* [DATA ROWS]

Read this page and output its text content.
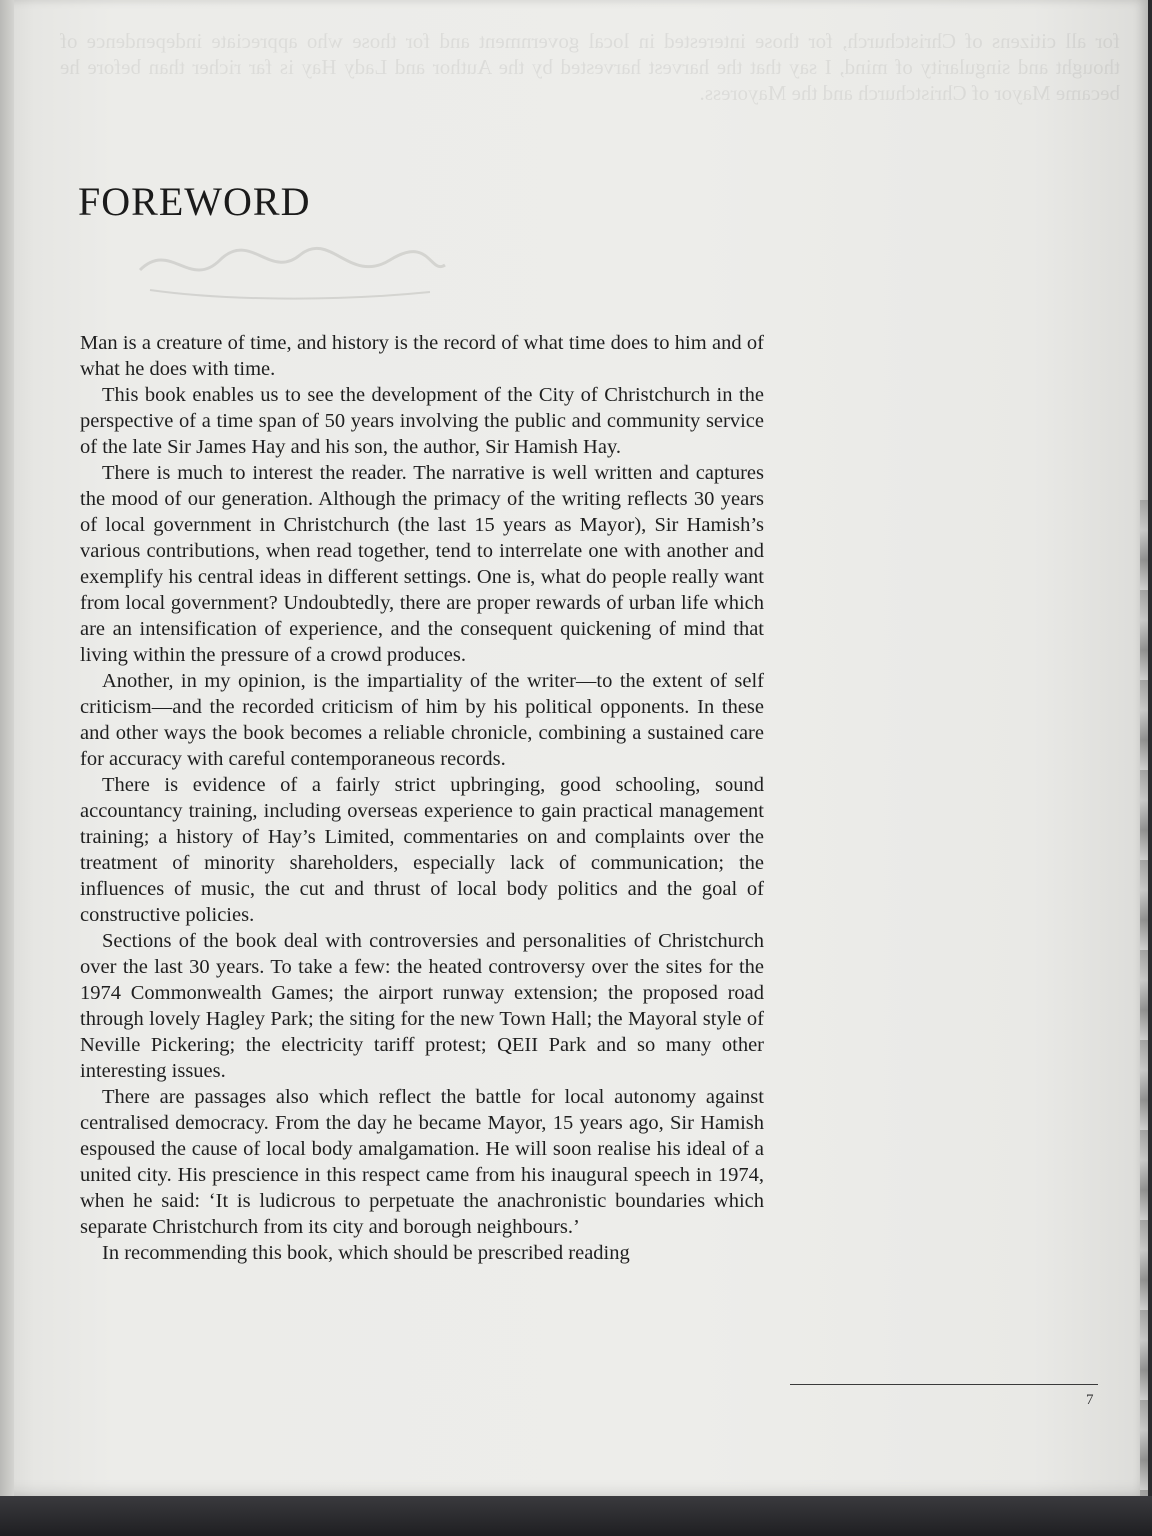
for all citizens of Christchurch, for those interested in local government and for those who appreciate independence of thought and singularity of mind, I say that the harvest harvested by the Author and Lady Hay is far richer than before he became Mayor of Christchurch and the Mayoress.
FOREWORD

Man is a creature of time, and history is the record of what time does to him and of what he does with time.

This book enables us to see the development of the City of Christchurch in the perspective of a time span of 50 years involving the public and community service of the late Sir James Hay and his son, the author, Sir Hamish Hay.

There is much to interest the reader. The narrative is well written and captures the mood of our generation. Although the primacy of the writing reflects 30 years of local government in Christchurch (the last 15 years as Mayor), Sir Hamish’s various contributions, when read together, tend to interrelate one with another and exemplify his central ideas in different settings. One is, what do people really want from local government? Undoubtedly, there are proper rewards of urban life which are an intensification of experience, and the consequent quickening of mind that living within the pressure of a crowd produces.

Another, in my opinion, is the impartiality of the writer—to the extent of self criticism—and the recorded criticism of him by his political opponents. In these and other ways the book becomes a reliable chronicle, combining a sustained care for accuracy with careful contemporaneous records.

There is evidence of a fairly strict upbringing, good schooling, sound accountancy training, including overseas experience to gain practical management training; a history of Hay’s Limited, commentaries on and complaints over the treatment of minority shareholders, especially lack of communication; the influences of music, the cut and thrust of local body politics and the goal of constructive policies.

Sections of the book deal with controversies and personalities of Christchurch over the last 30 years. To take a few: the heated controversy over the sites for the 1974 Commonwealth Games; the airport runway extension; the proposed road through lovely Hagley Park; the siting for the new Town Hall; the Mayoral style of Neville Pickering; the electricity tariff protest; QEII Park and so many other interesting issues.

There are passages also which reflect the battle for local autonomy against centralised democracy. From the day he became Mayor, 15 years ago, Sir Hamish espoused the cause of local body amalgamation. He will soon realise his ideal of a united city. His prescience in this respect came from his inaugural speech in 1974, when he said: ‘It is ludicrous to perpetuate the anachronistic boundaries which separate Christchurch from its city and borough neighbours.’

In recommending this book, which should be prescribed reading

7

* [STATED EXERCISE] Out of the preceding entries, pull every line containing the string "what".

* [EXERCISE SOLUTION]
Man is a creature of time, and history is the record of what time does to him and of what he does with time.
There is much to interest the reader. The narrative is well written and captures the mood of our generation. Although the primacy of the writing reflects 30 years of local government in Christchurch (the last 15 years as Mayor), Sir Hamish’s various contributions, when read together, tend to interrelate one with another and exemplify his central ideas in different settings. One is, what do people really want from local government? Undoubtedly, there are proper rewards of urban life which are an intensification of experience, and the consequent quickening of mind that living within the pressure of a crowd produces.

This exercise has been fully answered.